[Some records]
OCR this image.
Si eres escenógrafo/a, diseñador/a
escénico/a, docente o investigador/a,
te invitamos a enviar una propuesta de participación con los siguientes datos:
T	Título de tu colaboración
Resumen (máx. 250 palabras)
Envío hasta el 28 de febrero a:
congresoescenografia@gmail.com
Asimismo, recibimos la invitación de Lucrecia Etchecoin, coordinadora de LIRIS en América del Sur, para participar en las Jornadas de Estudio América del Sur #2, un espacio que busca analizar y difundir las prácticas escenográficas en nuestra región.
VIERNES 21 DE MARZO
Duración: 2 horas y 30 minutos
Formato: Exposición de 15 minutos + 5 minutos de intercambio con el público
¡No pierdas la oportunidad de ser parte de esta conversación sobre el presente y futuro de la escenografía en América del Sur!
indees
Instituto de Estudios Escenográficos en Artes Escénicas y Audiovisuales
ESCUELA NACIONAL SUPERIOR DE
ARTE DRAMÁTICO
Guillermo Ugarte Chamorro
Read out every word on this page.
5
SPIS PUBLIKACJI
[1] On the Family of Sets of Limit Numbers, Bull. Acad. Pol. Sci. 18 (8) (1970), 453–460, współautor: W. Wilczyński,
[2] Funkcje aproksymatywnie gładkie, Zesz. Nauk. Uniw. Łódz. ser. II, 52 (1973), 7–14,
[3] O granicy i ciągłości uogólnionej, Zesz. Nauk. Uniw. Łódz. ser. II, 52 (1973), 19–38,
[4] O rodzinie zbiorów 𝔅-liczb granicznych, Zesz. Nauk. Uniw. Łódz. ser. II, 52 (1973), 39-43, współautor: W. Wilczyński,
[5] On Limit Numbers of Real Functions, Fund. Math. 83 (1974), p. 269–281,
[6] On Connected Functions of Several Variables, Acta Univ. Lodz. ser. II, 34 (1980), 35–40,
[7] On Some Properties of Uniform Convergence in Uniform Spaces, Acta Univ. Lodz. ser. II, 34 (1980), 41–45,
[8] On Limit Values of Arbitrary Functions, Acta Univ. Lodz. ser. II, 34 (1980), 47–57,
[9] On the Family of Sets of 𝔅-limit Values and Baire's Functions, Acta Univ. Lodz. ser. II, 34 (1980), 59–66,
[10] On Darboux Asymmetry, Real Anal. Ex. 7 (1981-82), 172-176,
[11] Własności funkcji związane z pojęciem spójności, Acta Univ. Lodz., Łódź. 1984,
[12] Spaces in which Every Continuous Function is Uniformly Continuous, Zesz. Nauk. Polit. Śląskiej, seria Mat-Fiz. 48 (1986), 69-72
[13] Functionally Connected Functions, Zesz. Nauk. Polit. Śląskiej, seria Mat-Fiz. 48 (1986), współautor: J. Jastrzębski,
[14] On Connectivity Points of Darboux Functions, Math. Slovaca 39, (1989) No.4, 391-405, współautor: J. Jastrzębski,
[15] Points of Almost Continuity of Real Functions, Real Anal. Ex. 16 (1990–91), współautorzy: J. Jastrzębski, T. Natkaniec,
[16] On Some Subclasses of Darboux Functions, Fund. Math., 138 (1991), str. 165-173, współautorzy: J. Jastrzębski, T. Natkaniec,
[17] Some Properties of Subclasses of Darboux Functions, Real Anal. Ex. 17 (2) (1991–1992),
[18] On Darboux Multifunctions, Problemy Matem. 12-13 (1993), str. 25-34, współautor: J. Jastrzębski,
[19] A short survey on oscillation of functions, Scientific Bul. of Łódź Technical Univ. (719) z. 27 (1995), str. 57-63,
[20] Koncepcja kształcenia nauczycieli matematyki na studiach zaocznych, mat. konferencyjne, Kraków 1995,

THE TASK. Count each line where the string "Śląskiej" occurs, and write only the number.

REPLY TO THE EXERCISE. 2